▶ _EXERCISE DETAILS_
Only the number is wanted: how many lines of the data contain "summary"?

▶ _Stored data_
_ _ _ _

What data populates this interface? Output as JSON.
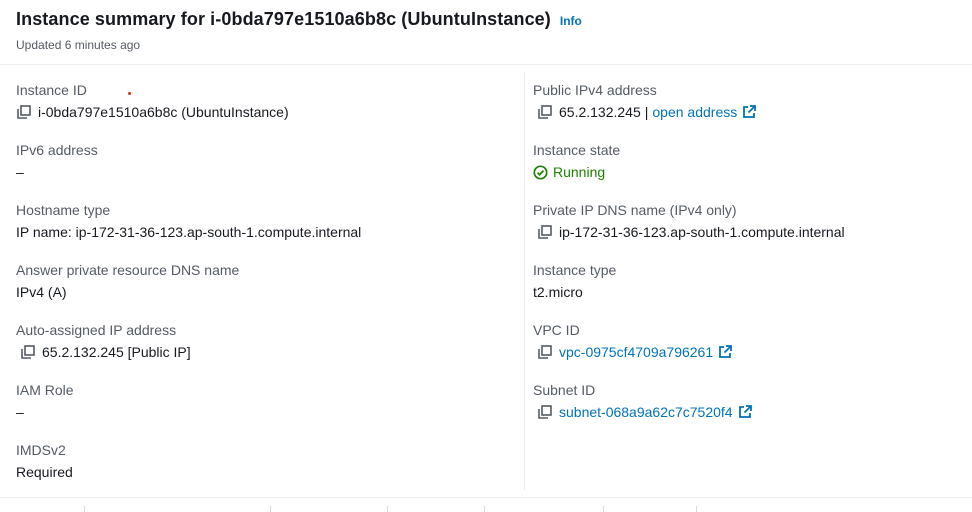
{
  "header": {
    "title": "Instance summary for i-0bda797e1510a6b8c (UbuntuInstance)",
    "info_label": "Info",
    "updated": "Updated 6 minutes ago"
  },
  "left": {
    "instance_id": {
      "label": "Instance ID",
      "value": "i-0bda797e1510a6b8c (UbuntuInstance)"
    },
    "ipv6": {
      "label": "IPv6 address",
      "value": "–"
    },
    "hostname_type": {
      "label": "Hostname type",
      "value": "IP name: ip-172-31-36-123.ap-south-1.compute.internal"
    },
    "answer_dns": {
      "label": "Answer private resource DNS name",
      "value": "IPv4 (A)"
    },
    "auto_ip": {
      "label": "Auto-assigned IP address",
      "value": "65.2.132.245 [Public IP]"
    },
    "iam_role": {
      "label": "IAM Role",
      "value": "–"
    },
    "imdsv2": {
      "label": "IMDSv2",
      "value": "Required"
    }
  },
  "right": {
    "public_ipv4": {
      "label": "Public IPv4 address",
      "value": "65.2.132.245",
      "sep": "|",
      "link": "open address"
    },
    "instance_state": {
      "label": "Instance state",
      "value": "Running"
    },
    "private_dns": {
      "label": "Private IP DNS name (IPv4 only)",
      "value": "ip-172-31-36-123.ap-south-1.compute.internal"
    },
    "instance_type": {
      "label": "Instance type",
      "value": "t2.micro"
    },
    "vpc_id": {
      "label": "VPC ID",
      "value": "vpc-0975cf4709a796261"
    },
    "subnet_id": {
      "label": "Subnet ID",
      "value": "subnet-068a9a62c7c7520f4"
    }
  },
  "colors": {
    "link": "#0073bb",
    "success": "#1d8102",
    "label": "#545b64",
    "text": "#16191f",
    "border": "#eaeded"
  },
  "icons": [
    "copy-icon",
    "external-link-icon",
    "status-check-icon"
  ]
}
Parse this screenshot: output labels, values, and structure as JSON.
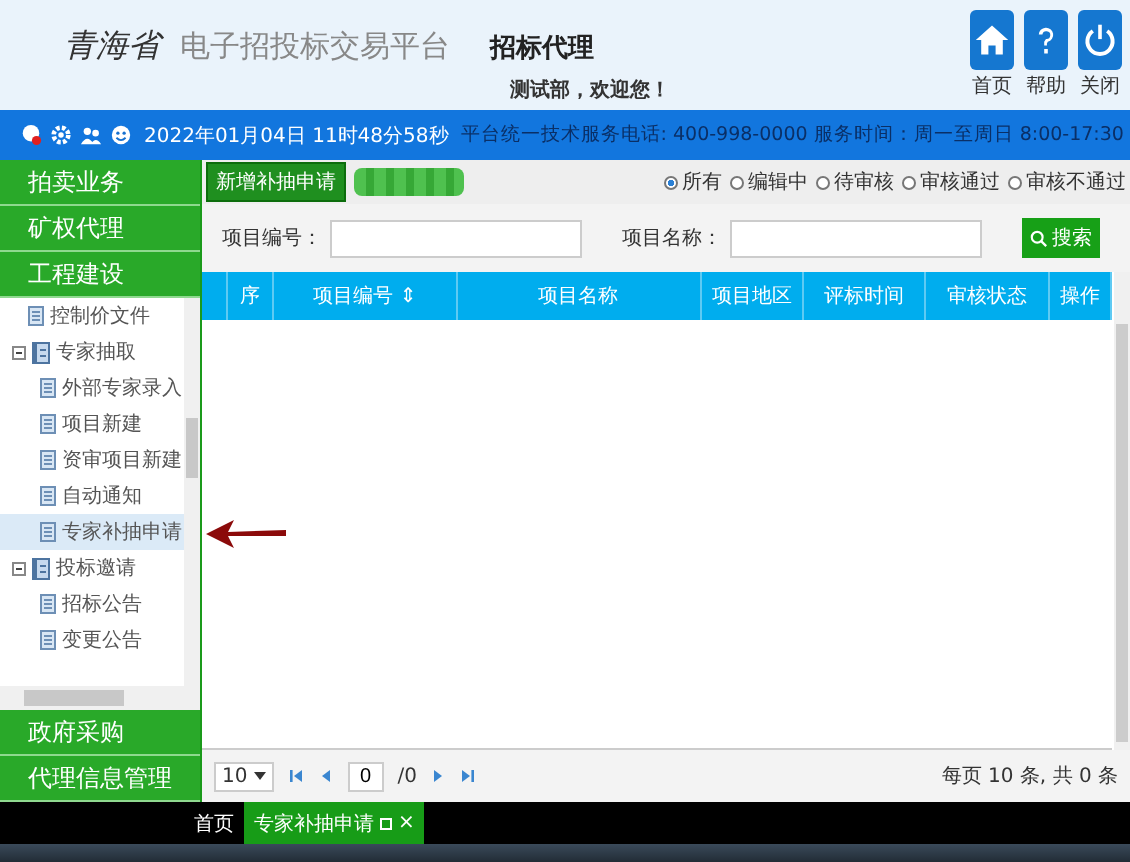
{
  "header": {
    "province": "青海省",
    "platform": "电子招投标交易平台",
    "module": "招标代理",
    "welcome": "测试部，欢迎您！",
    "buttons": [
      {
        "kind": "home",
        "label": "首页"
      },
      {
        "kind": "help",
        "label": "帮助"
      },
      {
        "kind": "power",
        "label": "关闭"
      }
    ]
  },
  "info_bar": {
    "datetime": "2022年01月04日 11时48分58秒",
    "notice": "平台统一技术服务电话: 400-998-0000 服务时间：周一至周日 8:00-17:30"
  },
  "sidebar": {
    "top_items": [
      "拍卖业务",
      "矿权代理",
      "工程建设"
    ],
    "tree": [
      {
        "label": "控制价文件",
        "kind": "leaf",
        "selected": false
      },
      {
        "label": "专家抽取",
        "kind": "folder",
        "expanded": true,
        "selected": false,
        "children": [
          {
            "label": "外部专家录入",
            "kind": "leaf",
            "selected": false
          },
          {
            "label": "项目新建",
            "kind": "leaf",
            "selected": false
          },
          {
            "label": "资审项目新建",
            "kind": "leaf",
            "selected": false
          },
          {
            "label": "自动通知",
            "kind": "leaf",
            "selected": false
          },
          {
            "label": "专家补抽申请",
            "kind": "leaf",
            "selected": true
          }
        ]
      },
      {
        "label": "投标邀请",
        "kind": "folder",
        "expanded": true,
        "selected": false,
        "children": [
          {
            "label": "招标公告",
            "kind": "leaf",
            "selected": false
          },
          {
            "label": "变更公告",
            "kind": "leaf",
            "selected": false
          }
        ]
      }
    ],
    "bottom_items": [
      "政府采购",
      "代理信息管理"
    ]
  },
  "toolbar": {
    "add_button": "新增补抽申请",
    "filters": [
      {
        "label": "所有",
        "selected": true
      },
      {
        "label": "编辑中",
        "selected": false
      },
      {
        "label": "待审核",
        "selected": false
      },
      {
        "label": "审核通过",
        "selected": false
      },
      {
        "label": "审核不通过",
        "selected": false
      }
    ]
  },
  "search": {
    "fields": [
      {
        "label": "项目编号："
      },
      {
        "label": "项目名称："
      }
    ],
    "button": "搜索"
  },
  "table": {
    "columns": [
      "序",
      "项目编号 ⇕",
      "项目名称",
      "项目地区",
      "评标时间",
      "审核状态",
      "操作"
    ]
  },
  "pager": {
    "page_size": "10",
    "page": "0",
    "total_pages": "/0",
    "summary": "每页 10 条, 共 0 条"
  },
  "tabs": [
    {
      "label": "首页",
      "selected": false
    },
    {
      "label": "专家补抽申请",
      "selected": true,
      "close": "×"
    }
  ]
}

_ _ _ _

▶ _RESULT FOR THIS EXERCISE_
2